Description of the task
Copy every line of the entries that includes the word "this".

* Begin Raw records *

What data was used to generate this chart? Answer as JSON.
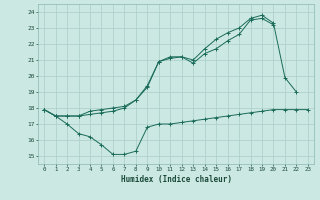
{
  "xlabel": "Humidex (Indice chaleur)",
  "xlim": [
    -0.5,
    23.5
  ],
  "ylim": [
    14.5,
    24.5
  ],
  "yticks": [
    15,
    16,
    17,
    18,
    19,
    20,
    21,
    22,
    23,
    24
  ],
  "xticks": [
    0,
    1,
    2,
    3,
    4,
    5,
    6,
    7,
    8,
    9,
    10,
    11,
    12,
    13,
    14,
    15,
    16,
    17,
    18,
    19,
    20,
    21,
    22,
    23
  ],
  "bg_color": "#cce8e2",
  "grid_color": "#aacec8",
  "line_color": "#1a6b5a",
  "line1_x": [
    0,
    1,
    2,
    3,
    4,
    5,
    6,
    7,
    8,
    9,
    10,
    11,
    12,
    13,
    14,
    15,
    16,
    17,
    18,
    19,
    20,
    21,
    22,
    23
  ],
  "line1_y": [
    17.9,
    17.5,
    17.0,
    16.4,
    16.2,
    15.7,
    15.1,
    15.1,
    15.3,
    16.8,
    17.0,
    17.0,
    17.1,
    17.2,
    17.3,
    17.4,
    17.5,
    17.6,
    17.7,
    17.8,
    17.9,
    17.9,
    17.9,
    17.9
  ],
  "line2_x": [
    0,
    1,
    2,
    3,
    4,
    5,
    6,
    7,
    8,
    9,
    10,
    11,
    12,
    13,
    14,
    15,
    16,
    17,
    18,
    19,
    20
  ],
  "line2_y": [
    17.9,
    17.5,
    17.5,
    17.5,
    17.6,
    17.7,
    17.8,
    18.0,
    18.5,
    19.3,
    20.9,
    21.1,
    21.2,
    20.8,
    21.4,
    21.7,
    22.2,
    22.6,
    23.5,
    23.6,
    23.2
  ],
  "line3_x": [
    0,
    1,
    2,
    3,
    4,
    5,
    6,
    7,
    8,
    9,
    10,
    11,
    12,
    13,
    14,
    15,
    16,
    17,
    18,
    19,
    20,
    21,
    22
  ],
  "line3_y": [
    17.9,
    17.5,
    17.5,
    17.5,
    17.8,
    17.9,
    18.0,
    18.1,
    18.5,
    19.4,
    20.9,
    21.2,
    21.2,
    21.0,
    21.7,
    22.3,
    22.7,
    23.0,
    23.6,
    23.8,
    23.3,
    19.9,
    19.0
  ]
}
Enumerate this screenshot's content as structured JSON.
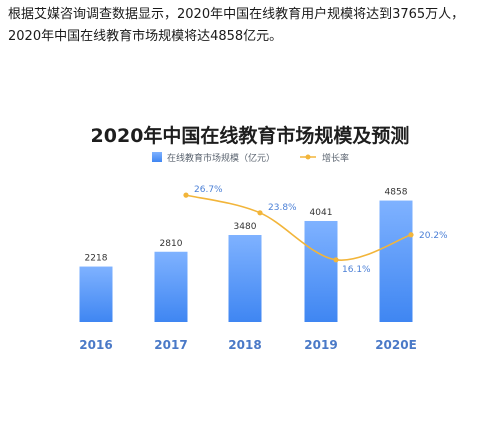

* End Raw records *

Exercise response
What data was used to generate this chart? Answer as JSON.
Enumerate this screenshot's content as structured JSON.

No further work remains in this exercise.